What you have to do:
Please repeat the following items word for word.

Working data:
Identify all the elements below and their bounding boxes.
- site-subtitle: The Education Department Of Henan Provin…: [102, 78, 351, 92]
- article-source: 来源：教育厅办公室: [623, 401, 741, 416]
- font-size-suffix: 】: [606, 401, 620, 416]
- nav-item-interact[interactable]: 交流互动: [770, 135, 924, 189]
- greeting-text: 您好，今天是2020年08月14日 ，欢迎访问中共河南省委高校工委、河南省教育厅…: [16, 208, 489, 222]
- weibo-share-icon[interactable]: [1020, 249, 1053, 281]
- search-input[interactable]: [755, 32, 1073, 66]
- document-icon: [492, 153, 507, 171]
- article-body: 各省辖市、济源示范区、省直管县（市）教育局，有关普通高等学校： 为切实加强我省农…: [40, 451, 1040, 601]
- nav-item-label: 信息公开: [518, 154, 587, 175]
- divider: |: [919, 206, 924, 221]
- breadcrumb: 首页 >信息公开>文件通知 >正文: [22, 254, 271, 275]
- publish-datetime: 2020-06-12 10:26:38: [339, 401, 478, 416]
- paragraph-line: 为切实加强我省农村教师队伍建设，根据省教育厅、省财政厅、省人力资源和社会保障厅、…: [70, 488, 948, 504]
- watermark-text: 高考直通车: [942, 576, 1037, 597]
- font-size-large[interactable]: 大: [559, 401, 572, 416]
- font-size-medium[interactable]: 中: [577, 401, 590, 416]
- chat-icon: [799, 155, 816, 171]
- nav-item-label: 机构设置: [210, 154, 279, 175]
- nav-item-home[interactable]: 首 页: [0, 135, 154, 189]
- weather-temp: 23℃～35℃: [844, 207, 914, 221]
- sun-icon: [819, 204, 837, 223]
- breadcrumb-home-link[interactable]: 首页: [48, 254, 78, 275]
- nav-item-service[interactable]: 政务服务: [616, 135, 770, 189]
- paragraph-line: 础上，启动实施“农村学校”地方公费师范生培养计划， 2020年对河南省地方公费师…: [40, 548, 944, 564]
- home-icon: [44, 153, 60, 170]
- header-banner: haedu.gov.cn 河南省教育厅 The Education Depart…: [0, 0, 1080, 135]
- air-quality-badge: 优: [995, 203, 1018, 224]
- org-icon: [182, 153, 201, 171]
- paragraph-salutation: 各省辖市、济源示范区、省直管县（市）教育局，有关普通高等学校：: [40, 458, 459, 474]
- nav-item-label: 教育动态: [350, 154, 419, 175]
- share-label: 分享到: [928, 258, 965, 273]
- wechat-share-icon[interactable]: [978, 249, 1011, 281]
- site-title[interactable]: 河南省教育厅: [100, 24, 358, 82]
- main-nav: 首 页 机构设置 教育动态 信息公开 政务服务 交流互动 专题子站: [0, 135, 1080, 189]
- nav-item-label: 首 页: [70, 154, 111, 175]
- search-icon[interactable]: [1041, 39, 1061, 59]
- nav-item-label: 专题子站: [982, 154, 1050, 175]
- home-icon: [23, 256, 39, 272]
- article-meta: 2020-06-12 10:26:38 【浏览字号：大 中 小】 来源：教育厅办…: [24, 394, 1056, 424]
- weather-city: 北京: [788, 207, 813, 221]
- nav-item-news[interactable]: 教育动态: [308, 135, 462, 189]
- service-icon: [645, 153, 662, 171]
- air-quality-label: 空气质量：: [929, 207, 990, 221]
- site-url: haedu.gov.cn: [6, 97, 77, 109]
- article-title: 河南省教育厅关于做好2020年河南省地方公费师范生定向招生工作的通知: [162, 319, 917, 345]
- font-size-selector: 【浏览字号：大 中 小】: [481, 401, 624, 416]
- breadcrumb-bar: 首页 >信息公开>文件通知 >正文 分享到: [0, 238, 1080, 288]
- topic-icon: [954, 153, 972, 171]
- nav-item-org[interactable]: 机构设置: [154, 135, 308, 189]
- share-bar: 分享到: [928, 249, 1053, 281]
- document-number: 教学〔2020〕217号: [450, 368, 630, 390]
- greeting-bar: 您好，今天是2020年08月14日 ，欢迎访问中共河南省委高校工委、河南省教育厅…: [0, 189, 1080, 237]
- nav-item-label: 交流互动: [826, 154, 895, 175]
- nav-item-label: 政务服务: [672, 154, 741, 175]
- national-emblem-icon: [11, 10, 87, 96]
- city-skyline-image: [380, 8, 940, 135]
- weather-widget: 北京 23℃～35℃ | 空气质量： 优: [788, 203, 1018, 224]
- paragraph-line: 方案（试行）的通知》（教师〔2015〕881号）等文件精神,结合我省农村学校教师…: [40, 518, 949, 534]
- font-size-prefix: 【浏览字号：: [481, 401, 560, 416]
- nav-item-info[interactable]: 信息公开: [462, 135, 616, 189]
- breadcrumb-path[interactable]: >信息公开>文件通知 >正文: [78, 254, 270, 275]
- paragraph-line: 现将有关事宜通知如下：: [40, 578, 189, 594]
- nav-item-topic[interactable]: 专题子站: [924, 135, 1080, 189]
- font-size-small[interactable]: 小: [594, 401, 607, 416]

Task answer:
Identify all the elements below and their bounding boxes.
- site-subtitle: The Education Department Of Henan Provin…: [102, 78, 351, 92]
- article-source: 来源：教育厅办公室: [623, 401, 741, 416]
- font-size-suffix: 】: [606, 401, 620, 416]
- nav-item-interact[interactable]: 交流互动: [770, 135, 924, 189]
- greeting-text: 您好，今天是2020年08月14日 ，欢迎访问中共河南省委高校工委、河南省教育厅…: [16, 208, 489, 222]
- weibo-share-icon[interactable]: [1020, 249, 1053, 281]
- search-input[interactable]: [755, 32, 1073, 66]
- document-icon: [492, 153, 507, 171]
- article-body: 各省辖市、济源示范区、省直管县（市）教育局，有关普通高等学校： 为切实加强我省农…: [40, 451, 1040, 601]
- nav-item-label: 信息公开: [518, 154, 587, 175]
- divider: |: [919, 206, 924, 221]
- breadcrumb: 首页 >信息公开>文件通知 >正文: [22, 254, 271, 275]
- publish-datetime: 2020-06-12 10:26:38: [339, 401, 478, 416]
- paragraph-line: 为切实加强我省农村教师队伍建设，根据省教育厅、省财政厅、省人力资源和社会保障厅、…: [70, 488, 948, 504]
- watermark-text: 高考直通车: [942, 576, 1037, 597]
- font-size-large[interactable]: 大: [559, 401, 572, 416]
- font-size-medium[interactable]: 中: [577, 401, 590, 416]
- chat-icon: [799, 155, 816, 171]
- nav-item-label: 机构设置: [210, 154, 279, 175]
- nav-item-home[interactable]: 首 页: [0, 135, 154, 189]
- weather-temp: 23℃～35℃: [844, 207, 914, 221]
- sun-icon: [819, 204, 837, 223]
- breadcrumb-home-link[interactable]: 首页: [48, 254, 78, 275]
- nav-item-service[interactable]: 政务服务: [616, 135, 770, 189]
- paragraph-line: 础上，启动实施“农村学校”地方公费师范生培养计划， 2020年对河南省地方公费师…: [40, 548, 944, 564]
- home-icon: [44, 153, 60, 170]
- header-banner: haedu.gov.cn 河南省教育厅 The Education Depart…: [0, 0, 1080, 135]
- air-quality-badge: 优: [995, 203, 1018, 224]
- org-icon: [182, 153, 201, 171]
- paragraph-salutation: 各省辖市、济源示范区、省直管县（市）教育局，有关普通高等学校：: [40, 458, 459, 474]
- nav-item-label: 教育动态: [350, 154, 419, 175]
- share-label: 分享到: [928, 258, 965, 273]
- wechat-share-icon[interactable]: [978, 249, 1011, 281]
- site-title[interactable]: 河南省教育厅: [100, 24, 358, 82]
- main-nav: 首 页 机构设置 教育动态 信息公开 政务服务 交流互动 专题子站: [0, 135, 1080, 189]
- nav-item-label: 首 页: [70, 154, 111, 175]
- search-icon[interactable]: [1041, 39, 1061, 59]
- nav-item-label: 专题子站: [982, 154, 1050, 175]
- home-icon: [23, 256, 39, 272]
- article-meta: 2020-06-12 10:26:38 【浏览字号：大 中 小】 来源：教育厅办…: [24, 394, 1056, 424]
- weather-city: 北京: [788, 207, 813, 221]
- nav-item-news[interactable]: 教育动态: [308, 135, 462, 189]
- service-icon: [645, 153, 662, 171]
- air-quality-label: 空气质量：: [929, 207, 990, 221]
- site-url: haedu.gov.cn: [6, 97, 77, 109]
- article-title: 河南省教育厅关于做好2020年河南省地方公费师范生定向招生工作的通知: [162, 319, 917, 345]
- font-size-selector: 【浏览字号：大 中 小】: [481, 401, 624, 416]
- breadcrumb-bar: 首页 >信息公开>文件通知 >正文 分享到: [0, 238, 1080, 288]
- topic-icon: [954, 153, 972, 171]
- nav-item-org[interactable]: 机构设置: [154, 135, 308, 189]
- share-bar: 分享到: [928, 249, 1053, 281]
- document-number: 教学〔2020〕217号: [450, 368, 630, 390]
- greeting-bar: 您好，今天是2020年08月14日 ，欢迎访问中共河南省委高校工委、河南省教育厅…: [0, 189, 1080, 237]
- nav-item-label: 交流互动: [826, 154, 895, 175]
- nav-item-label: 政务服务: [672, 154, 741, 175]
- national-emblem-icon: [11, 10, 87, 96]
- city-skyline-image: [380, 8, 940, 135]
- weather-widget: 北京 23℃～35℃ | 空气质量： 优: [788, 203, 1018, 224]
- paragraph-line: 方案（试行）的通知》（教师〔2015〕881号）等文件精神,结合我省农村学校教师…: [40, 518, 949, 534]
- font-size-prefix: 【浏览字号：: [481, 401, 560, 416]
- nav-item-info[interactable]: 信息公开: [462, 135, 616, 189]
- breadcrumb-path[interactable]: >信息公开>文件通知 >正文: [78, 254, 270, 275]
- paragraph-line: 现将有关事宜通知如下：: [40, 578, 189, 594]
- nav-item-topic[interactable]: 专题子站: [924, 135, 1080, 189]
- font-size-small[interactable]: 小: [594, 401, 607, 416]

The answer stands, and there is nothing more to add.